--- STATED PROBLEM ---
Copy the data that follows exactly. Include no pictures.

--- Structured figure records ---
[start]

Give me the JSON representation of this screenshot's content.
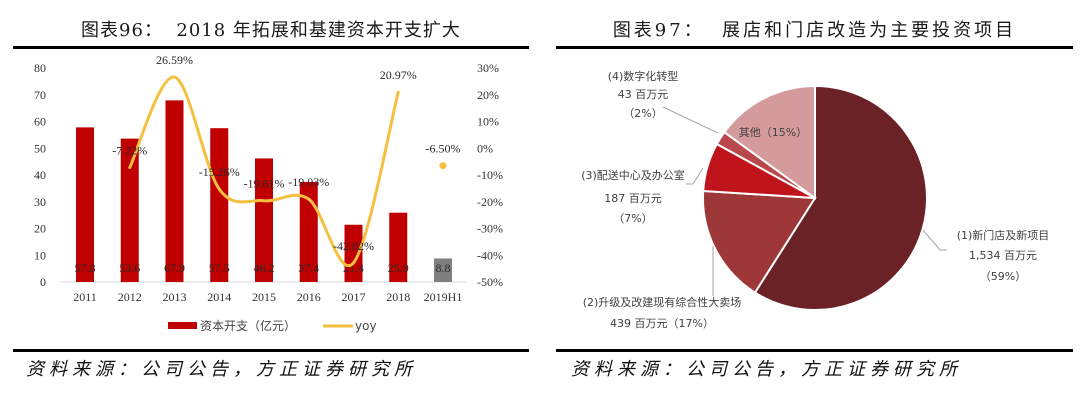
{
  "left_panel": {
    "title": "图表96：  2018 年拓展和基建资本开支扩大",
    "source": "资料来源：公司公告，方正证券研究所"
  },
  "right_panel": {
    "title": "图表97：  展店和门店改造为主要投资项目",
    "source": "资料来源：公司公告，方正证券研究所"
  },
  "colors": {
    "bar": "#c00000",
    "bar_highlight": "#7f7f7f",
    "line": "#f5c040",
    "axis": "#d9d9d9",
    "leader": "#a6a6a6",
    "rule": "#000000"
  },
  "chart_data": [
    {
      "type": "bar",
      "title": "2018 年拓展和基建资本开支扩大",
      "xlabel": "",
      "ylabel": "",
      "y2label": "",
      "categories": [
        "2011",
        "2012",
        "2013",
        "2014",
        "2015",
        "2016",
        "2017",
        "2018",
        "2019H1"
      ],
      "ylim": [
        0,
        80
      ],
      "yticks": [
        "0",
        "10",
        "20",
        "30",
        "40",
        "50",
        "60",
        "70",
        "80"
      ],
      "y2lim": [
        -50,
        30
      ],
      "y2ticks": [
        "-50%",
        "-40%",
        "-30%",
        "-20%",
        "-10%",
        "0%",
        "10%",
        "20%",
        "30%"
      ],
      "grid": false,
      "legend_position": "bottom",
      "series": [
        {
          "name": "资本开支（亿元）",
          "type": "bar",
          "axis": "left",
          "values": [
            57.8,
            53.6,
            67.9,
            57.5,
            46.2,
            37.4,
            21.4,
            25.9,
            8.8
          ],
          "labels": [
            "57.8",
            "53.6",
            "67.9",
            "57.5",
            "46.2",
            "37.4",
            "21.4",
            "25.9",
            "8.8"
          ],
          "color": "#c00000",
          "point_colors": [
            "#c00000",
            "#c00000",
            "#c00000",
            "#c00000",
            "#c00000",
            "#c00000",
            "#c00000",
            "#c00000",
            "#7f7f7f"
          ]
        },
        {
          "name": "yoy",
          "type": "line",
          "axis": "right",
          "smooth": true,
          "values": [
            null,
            -7.22,
            26.59,
            -15.26,
            -19.61,
            -19.03,
            -42.82,
            20.97,
            -6.5
          ],
          "labels": [
            "",
            "-7.22%",
            "26.59%",
            "-15.26%",
            "-19.61%",
            "-19.03%",
            "-42.82%",
            "20.97%",
            "-6.50%"
          ],
          "line_until_index": 7,
          "color": "#f5c040"
        }
      ]
    },
    {
      "type": "pie",
      "title": "展店和门店改造为主要投资项目",
      "unit": "百万元",
      "start": "12 o'clock",
      "direction": "clockwise",
      "slices": [
        {
          "name": "(1)新门店及新项目",
          "value": 1534,
          "percent": 59,
          "color": "#6b2226",
          "label_lines": [
            "(1)新门店及新项目",
            "1,534 百万元",
            "（59%）"
          ]
        },
        {
          "name": "(2)升级及改建现有综合性大卖场",
          "value": 439,
          "percent": 17,
          "color": "#9e3737",
          "label_lines": [
            "(2)升级及改建现有综合性大卖场",
            "439 百万元（17%）"
          ]
        },
        {
          "name": "(3)配送中心及办公室",
          "value": 187,
          "percent": 7,
          "color": "#c0141c",
          "label_lines": [
            "(3)配送中心及办公室",
            "187 百万元",
            "（7%）"
          ]
        },
        {
          "name": "(4)数字化转型",
          "value": 43,
          "percent": 2,
          "color": "#b9474b",
          "label_lines": [
            "(4)数字化转型",
            "43 百万元",
            "（2%）"
          ]
        },
        {
          "name": "其他",
          "value": null,
          "percent": 15,
          "color": "#d49a9c",
          "label_lines": [
            "其他（15%）"
          ]
        }
      ]
    }
  ]
}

[end]

--- WRITTEN SOLUTION ---
Give me the JSON representation of this screenshot's content.
{
  "left_panel": {
    "title": "图表96：  2018 年拓展和基建资本开支扩大",
    "source": "资料来源：公司公告，方正证券研究所"
  },
  "right_panel": {
    "title": "图表97：  展店和门店改造为主要投资项目",
    "source": "资料来源：公司公告，方正证券研究所"
  },
  "colors": {
    "bar": "#c00000",
    "bar_highlight": "#7f7f7f",
    "line": "#f5c040",
    "axis": "#d9d9d9",
    "leader": "#a6a6a6",
    "rule": "#000000"
  },
  "chart_data": [
    {
      "type": "bar",
      "title": "2018 年拓展和基建资本开支扩大",
      "xlabel": "",
      "ylabel": "",
      "y2label": "",
      "categories": [
        "2011",
        "2012",
        "2013",
        "2014",
        "2015",
        "2016",
        "2017",
        "2018",
        "2019H1"
      ],
      "ylim": [
        0,
        80
      ],
      "yticks": [
        "0",
        "10",
        "20",
        "30",
        "40",
        "50",
        "60",
        "70",
        "80"
      ],
      "y2lim": [
        -50,
        30
      ],
      "y2ticks": [
        "-50%",
        "-40%",
        "-30%",
        "-20%",
        "-10%",
        "0%",
        "10%",
        "20%",
        "30%"
      ],
      "grid": false,
      "legend_position": "bottom",
      "series": [
        {
          "name": "资本开支（亿元）",
          "type": "bar",
          "axis": "left",
          "values": [
            57.8,
            53.6,
            67.9,
            57.5,
            46.2,
            37.4,
            21.4,
            25.9,
            8.8
          ],
          "labels": [
            "57.8",
            "53.6",
            "67.9",
            "57.5",
            "46.2",
            "37.4",
            "21.4",
            "25.9",
            "8.8"
          ],
          "color": "#c00000",
          "point_colors": [
            "#c00000",
            "#c00000",
            "#c00000",
            "#c00000",
            "#c00000",
            "#c00000",
            "#c00000",
            "#c00000",
            "#7f7f7f"
          ]
        },
        {
          "name": "yoy",
          "type": "line",
          "axis": "right",
          "smooth": true,
          "values": [
            null,
            -7.22,
            26.59,
            -15.26,
            -19.61,
            -19.03,
            -42.82,
            20.97,
            -6.5
          ],
          "labels": [
            "",
            "-7.22%",
            "26.59%",
            "-15.26%",
            "-19.61%",
            "-19.03%",
            "-42.82%",
            "20.97%",
            "-6.50%"
          ],
          "line_until_index": 7,
          "color": "#f5c040"
        }
      ]
    },
    {
      "type": "pie",
      "title": "展店和门店改造为主要投资项目",
      "unit": "百万元",
      "start": "12 o'clock",
      "direction": "clockwise",
      "slices": [
        {
          "name": "(1)新门店及新项目",
          "value": 1534,
          "percent": 59,
          "color": "#6b2226",
          "label_lines": [
            "(1)新门店及新项目",
            "1,534 百万元",
            "（59%）"
          ]
        },
        {
          "name": "(2)升级及改建现有综合性大卖场",
          "value": 439,
          "percent": 17,
          "color": "#9e3737",
          "label_lines": [
            "(2)升级及改建现有综合性大卖场",
            "439 百万元（17%）"
          ]
        },
        {
          "name": "(3)配送中心及办公室",
          "value": 187,
          "percent": 7,
          "color": "#c0141c",
          "label_lines": [
            "(3)配送中心及办公室",
            "187 百万元",
            "（7%）"
          ]
        },
        {
          "name": "(4)数字化转型",
          "value": 43,
          "percent": 2,
          "color": "#b9474b",
          "label_lines": [
            "(4)数字化转型",
            "43 百万元",
            "（2%）"
          ]
        },
        {
          "name": "其他",
          "value": null,
          "percent": 15,
          "color": "#d49a9c",
          "label_lines": [
            "其他（15%）"
          ]
        }
      ]
    }
  ]
}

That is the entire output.